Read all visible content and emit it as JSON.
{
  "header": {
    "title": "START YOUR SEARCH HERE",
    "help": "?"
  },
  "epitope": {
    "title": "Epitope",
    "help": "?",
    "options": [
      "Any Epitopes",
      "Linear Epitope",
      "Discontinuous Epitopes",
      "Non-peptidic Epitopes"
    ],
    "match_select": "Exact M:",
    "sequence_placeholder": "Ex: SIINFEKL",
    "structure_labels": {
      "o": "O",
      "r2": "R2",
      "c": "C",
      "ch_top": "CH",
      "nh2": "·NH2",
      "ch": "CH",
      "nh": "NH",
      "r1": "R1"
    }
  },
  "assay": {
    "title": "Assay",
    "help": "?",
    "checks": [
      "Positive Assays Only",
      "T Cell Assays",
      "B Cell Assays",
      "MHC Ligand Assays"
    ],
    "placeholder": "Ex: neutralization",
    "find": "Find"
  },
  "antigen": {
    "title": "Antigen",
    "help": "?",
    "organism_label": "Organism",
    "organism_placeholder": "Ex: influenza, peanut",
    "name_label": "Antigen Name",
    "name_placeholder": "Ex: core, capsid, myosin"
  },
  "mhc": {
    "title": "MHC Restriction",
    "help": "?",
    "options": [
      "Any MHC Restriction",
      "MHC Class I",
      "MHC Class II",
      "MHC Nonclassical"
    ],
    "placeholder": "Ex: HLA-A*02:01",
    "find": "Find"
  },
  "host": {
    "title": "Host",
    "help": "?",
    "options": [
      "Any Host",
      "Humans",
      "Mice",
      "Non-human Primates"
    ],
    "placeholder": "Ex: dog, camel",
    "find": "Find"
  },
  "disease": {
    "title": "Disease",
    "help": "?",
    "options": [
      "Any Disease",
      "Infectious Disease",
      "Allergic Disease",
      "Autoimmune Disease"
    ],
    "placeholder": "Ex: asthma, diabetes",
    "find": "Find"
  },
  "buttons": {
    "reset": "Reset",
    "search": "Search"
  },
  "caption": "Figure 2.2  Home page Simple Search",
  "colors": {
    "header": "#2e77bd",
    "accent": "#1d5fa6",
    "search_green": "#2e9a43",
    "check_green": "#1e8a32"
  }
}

* [Work item]: Every entry above should be duplicated exactly.

* [Response below]:
Read all visible content and emit it as JSON.
{
  "header": {
    "title": "START YOUR SEARCH HERE",
    "help": "?"
  },
  "epitope": {
    "title": "Epitope",
    "help": "?",
    "options": [
      "Any Epitopes",
      "Linear Epitope",
      "Discontinuous Epitopes",
      "Non-peptidic Epitopes"
    ],
    "match_select": "Exact M:",
    "sequence_placeholder": "Ex: SIINFEKL",
    "structure_labels": {
      "o": "O",
      "r2": "R2",
      "c": "C",
      "ch_top": "CH",
      "nh2": "·NH2",
      "ch": "CH",
      "nh": "NH",
      "r1": "R1"
    }
  },
  "assay": {
    "title": "Assay",
    "help": "?",
    "checks": [
      "Positive Assays Only",
      "T Cell Assays",
      "B Cell Assays",
      "MHC Ligand Assays"
    ],
    "placeholder": "Ex: neutralization",
    "find": "Find"
  },
  "antigen": {
    "title": "Antigen",
    "help": "?",
    "organism_label": "Organism",
    "organism_placeholder": "Ex: influenza, peanut",
    "name_label": "Antigen Name",
    "name_placeholder": "Ex: core, capsid, myosin"
  },
  "mhc": {
    "title": "MHC Restriction",
    "help": "?",
    "options": [
      "Any MHC Restriction",
      "MHC Class I",
      "MHC Class II",
      "MHC Nonclassical"
    ],
    "placeholder": "Ex: HLA-A*02:01",
    "find": "Find"
  },
  "host": {
    "title": "Host",
    "help": "?",
    "options": [
      "Any Host",
      "Humans",
      "Mice",
      "Non-human Primates"
    ],
    "placeholder": "Ex: dog, camel",
    "find": "Find"
  },
  "disease": {
    "title": "Disease",
    "help": "?",
    "options": [
      "Any Disease",
      "Infectious Disease",
      "Allergic Disease",
      "Autoimmune Disease"
    ],
    "placeholder": "Ex: asthma, diabetes",
    "find": "Find"
  },
  "buttons": {
    "reset": "Reset",
    "search": "Search"
  },
  "caption": "Figure 2.2  Home page Simple Search",
  "colors": {
    "header": "#2e77bd",
    "accent": "#1d5fa6",
    "search_green": "#2e9a43",
    "check_green": "#1e8a32"
  }
}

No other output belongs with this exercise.